## What is being asked
Return all lines with the word "Postavy" in them.

------ Material supplied

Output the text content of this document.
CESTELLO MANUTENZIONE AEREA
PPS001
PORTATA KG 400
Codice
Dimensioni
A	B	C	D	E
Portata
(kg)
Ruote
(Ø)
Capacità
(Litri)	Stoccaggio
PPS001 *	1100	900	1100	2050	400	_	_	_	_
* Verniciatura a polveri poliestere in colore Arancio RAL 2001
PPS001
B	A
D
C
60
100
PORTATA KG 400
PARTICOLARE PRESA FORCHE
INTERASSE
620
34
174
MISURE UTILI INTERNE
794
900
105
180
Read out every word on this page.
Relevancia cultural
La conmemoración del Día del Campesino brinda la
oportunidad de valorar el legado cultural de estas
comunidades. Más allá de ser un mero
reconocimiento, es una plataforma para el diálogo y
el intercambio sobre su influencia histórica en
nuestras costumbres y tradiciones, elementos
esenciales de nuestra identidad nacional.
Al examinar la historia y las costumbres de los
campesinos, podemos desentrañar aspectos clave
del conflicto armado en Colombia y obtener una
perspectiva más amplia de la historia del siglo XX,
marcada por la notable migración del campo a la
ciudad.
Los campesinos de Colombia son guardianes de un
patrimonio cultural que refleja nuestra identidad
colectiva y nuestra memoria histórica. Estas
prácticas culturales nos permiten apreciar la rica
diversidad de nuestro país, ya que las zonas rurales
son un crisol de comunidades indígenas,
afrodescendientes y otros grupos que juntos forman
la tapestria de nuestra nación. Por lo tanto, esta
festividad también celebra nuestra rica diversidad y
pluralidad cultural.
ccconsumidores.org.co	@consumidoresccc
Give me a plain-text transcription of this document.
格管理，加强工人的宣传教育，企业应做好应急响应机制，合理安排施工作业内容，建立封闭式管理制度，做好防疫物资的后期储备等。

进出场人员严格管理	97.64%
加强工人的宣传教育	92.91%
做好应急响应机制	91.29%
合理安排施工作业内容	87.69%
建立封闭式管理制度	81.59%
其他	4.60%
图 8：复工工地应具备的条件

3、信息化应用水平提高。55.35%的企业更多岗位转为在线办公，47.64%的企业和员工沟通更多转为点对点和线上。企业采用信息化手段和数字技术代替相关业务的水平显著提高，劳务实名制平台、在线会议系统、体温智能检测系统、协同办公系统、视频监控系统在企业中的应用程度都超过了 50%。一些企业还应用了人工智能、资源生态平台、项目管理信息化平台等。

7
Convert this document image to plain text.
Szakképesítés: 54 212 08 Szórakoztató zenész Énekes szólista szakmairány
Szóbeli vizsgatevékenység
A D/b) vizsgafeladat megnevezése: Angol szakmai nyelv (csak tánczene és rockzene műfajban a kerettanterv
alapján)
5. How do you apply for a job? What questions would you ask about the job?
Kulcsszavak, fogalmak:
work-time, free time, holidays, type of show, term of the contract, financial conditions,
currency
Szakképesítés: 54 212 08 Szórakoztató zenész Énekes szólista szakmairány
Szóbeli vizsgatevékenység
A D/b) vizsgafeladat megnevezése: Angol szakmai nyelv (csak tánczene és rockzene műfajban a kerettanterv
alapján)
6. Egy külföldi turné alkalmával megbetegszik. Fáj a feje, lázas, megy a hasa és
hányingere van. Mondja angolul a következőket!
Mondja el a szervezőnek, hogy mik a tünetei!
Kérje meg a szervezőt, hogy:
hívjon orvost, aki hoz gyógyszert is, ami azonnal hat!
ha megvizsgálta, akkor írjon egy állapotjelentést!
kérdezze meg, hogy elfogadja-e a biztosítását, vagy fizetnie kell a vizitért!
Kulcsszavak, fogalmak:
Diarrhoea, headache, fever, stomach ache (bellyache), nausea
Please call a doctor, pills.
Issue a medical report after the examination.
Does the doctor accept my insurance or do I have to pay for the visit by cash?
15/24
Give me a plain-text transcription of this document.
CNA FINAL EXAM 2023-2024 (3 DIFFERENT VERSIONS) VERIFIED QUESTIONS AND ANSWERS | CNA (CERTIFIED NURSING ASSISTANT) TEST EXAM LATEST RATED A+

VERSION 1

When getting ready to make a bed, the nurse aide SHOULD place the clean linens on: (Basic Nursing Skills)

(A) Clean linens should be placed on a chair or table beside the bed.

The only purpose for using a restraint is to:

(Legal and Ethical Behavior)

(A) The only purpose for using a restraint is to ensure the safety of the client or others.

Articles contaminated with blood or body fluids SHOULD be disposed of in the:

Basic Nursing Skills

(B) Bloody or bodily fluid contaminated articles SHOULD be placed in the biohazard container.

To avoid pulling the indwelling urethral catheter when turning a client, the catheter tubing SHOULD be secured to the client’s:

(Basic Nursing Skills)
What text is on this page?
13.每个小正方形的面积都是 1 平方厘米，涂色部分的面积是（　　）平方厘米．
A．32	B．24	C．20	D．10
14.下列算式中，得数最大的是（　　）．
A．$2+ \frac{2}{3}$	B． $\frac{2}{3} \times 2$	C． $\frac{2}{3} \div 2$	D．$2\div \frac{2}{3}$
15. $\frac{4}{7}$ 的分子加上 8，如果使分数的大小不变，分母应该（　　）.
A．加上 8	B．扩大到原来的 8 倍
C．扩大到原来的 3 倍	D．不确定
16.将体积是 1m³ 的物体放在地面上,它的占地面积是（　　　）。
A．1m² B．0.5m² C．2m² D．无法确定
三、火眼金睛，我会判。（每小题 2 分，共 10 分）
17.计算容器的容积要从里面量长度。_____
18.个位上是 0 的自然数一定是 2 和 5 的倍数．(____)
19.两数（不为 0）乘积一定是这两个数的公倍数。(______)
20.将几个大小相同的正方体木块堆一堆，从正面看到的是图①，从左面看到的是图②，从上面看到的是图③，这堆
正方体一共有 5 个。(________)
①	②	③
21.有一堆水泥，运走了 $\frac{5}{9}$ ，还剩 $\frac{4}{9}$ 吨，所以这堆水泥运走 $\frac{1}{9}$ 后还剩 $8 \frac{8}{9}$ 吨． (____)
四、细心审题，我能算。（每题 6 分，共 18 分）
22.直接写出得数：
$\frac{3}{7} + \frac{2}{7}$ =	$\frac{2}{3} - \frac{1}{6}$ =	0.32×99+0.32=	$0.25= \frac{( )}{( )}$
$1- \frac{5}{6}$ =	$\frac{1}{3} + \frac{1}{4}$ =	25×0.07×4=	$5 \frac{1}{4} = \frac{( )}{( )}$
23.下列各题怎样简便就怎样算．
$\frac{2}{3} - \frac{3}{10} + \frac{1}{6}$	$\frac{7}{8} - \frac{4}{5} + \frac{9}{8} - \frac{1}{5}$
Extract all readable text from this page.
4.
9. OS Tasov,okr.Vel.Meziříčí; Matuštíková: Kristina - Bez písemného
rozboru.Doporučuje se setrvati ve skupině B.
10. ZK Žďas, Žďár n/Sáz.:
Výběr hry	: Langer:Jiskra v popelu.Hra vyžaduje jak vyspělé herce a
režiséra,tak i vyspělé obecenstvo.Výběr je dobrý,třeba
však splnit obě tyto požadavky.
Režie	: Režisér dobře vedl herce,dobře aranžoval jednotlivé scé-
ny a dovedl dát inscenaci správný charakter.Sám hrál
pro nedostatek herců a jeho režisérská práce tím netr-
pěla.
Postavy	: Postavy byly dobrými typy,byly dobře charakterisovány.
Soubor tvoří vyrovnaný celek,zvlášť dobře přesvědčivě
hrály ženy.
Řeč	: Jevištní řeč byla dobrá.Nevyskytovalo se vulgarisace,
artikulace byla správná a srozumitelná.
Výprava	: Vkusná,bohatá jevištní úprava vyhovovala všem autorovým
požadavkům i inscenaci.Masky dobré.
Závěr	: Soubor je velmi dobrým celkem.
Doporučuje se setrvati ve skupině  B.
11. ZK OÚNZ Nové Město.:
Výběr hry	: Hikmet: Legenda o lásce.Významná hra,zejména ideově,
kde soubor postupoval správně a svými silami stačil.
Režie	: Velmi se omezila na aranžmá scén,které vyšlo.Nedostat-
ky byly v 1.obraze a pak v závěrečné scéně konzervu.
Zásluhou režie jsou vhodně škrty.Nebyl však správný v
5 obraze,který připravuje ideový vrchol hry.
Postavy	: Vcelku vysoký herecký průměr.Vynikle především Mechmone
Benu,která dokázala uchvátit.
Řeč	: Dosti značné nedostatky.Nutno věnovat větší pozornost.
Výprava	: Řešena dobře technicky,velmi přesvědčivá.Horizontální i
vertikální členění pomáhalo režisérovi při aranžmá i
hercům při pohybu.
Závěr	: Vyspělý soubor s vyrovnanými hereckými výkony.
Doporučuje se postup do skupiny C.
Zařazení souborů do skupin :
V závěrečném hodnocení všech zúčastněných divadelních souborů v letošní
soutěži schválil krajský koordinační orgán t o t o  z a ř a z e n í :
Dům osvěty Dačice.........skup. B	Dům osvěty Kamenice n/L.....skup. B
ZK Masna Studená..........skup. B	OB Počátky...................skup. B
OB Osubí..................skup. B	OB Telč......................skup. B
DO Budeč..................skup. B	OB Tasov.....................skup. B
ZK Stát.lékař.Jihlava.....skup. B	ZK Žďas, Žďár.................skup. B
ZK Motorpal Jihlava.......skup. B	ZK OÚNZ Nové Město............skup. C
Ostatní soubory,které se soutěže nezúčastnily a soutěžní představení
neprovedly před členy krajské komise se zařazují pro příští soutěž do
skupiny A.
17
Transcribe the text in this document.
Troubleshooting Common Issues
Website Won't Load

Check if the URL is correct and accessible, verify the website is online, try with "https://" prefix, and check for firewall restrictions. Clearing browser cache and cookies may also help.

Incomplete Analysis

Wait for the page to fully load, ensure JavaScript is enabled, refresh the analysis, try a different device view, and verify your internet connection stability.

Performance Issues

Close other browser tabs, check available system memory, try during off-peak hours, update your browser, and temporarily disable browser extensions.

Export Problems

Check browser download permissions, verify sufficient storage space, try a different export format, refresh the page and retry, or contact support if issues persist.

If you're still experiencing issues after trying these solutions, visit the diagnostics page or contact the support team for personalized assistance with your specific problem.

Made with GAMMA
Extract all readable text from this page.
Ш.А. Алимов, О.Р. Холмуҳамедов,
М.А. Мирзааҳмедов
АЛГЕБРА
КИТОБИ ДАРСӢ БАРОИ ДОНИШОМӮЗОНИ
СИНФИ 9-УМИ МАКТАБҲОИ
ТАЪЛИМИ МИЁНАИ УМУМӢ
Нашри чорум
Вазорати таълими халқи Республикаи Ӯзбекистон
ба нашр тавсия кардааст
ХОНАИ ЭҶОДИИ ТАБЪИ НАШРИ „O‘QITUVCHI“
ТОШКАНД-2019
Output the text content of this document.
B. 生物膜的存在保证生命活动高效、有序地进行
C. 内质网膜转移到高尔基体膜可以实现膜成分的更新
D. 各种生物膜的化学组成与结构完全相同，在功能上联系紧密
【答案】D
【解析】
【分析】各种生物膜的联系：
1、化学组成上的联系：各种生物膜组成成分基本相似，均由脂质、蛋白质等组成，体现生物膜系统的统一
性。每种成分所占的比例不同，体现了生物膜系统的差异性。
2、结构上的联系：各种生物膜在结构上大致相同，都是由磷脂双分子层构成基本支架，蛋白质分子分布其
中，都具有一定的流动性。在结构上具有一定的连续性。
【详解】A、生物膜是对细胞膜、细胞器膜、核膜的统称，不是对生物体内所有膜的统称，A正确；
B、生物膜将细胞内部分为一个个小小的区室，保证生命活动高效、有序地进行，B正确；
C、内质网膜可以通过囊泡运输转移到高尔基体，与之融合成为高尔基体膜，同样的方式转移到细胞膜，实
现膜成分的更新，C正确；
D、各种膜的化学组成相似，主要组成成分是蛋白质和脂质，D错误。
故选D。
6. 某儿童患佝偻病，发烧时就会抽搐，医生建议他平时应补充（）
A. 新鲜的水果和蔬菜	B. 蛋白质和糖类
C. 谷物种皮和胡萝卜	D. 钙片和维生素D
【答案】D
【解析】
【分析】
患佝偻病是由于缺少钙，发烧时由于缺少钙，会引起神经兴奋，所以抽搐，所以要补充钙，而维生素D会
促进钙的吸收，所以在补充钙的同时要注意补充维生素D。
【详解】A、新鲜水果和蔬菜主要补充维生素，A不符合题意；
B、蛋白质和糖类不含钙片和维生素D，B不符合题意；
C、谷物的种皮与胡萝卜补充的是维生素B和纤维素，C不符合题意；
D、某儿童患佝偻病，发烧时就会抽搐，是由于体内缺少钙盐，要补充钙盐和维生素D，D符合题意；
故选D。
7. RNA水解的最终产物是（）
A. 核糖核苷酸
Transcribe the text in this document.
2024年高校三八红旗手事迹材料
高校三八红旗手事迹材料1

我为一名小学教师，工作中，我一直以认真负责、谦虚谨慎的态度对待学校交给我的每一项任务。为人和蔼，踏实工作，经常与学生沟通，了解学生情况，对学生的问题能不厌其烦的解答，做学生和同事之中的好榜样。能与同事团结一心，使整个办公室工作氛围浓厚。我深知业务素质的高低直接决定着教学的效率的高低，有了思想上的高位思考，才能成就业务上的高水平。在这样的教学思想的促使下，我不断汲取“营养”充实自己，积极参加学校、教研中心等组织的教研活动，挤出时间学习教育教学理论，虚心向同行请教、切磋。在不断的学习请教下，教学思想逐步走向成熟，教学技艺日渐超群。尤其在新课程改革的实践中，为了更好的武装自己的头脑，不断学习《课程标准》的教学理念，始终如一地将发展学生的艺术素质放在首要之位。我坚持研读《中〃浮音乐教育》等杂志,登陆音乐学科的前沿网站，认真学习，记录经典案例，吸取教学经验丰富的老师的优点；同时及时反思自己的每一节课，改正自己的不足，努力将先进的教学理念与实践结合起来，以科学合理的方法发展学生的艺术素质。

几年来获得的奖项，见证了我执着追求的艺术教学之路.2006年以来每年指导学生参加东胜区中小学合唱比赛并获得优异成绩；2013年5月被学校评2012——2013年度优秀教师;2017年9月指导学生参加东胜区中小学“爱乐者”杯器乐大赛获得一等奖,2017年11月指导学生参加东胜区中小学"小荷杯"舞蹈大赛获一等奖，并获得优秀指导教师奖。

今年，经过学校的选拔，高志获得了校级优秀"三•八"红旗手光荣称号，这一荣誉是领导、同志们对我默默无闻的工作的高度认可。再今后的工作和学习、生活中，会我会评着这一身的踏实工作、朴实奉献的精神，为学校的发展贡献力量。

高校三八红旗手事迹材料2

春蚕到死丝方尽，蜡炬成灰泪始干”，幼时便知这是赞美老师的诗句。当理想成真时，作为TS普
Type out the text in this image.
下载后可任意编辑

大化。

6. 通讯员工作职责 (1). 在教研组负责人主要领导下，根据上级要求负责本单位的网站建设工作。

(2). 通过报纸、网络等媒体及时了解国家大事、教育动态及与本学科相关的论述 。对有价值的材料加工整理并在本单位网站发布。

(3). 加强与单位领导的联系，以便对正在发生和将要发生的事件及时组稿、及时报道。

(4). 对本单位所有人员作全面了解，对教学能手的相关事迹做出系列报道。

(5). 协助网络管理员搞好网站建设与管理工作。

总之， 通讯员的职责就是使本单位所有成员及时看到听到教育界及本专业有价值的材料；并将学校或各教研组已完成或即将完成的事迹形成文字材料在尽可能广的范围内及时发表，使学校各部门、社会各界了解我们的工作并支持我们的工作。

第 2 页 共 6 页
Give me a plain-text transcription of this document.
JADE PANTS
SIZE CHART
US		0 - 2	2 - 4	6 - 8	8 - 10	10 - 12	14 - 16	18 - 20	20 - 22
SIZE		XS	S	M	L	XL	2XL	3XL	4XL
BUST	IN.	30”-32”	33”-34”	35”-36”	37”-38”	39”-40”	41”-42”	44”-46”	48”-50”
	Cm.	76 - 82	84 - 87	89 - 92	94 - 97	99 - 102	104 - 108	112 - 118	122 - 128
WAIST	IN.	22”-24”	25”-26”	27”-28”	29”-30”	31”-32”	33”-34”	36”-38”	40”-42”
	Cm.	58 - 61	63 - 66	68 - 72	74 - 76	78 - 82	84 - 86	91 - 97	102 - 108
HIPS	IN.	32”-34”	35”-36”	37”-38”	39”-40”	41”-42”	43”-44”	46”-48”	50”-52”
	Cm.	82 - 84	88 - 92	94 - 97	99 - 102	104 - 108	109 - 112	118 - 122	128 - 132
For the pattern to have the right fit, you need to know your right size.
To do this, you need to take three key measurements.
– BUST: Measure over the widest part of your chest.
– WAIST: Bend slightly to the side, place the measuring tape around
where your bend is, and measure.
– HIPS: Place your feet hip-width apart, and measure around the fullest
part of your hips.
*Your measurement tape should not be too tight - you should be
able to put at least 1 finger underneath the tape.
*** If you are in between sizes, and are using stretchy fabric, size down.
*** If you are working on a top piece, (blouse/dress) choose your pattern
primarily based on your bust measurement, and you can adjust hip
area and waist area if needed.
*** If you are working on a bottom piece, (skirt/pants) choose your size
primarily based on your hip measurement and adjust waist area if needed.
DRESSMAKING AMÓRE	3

------------

## The output
Postavy	: Postavy byly dobrými typy,byly dobře charakterisovány.
Postavy	: Vcelku vysoký herecký průměr.Vynikle především Mechmone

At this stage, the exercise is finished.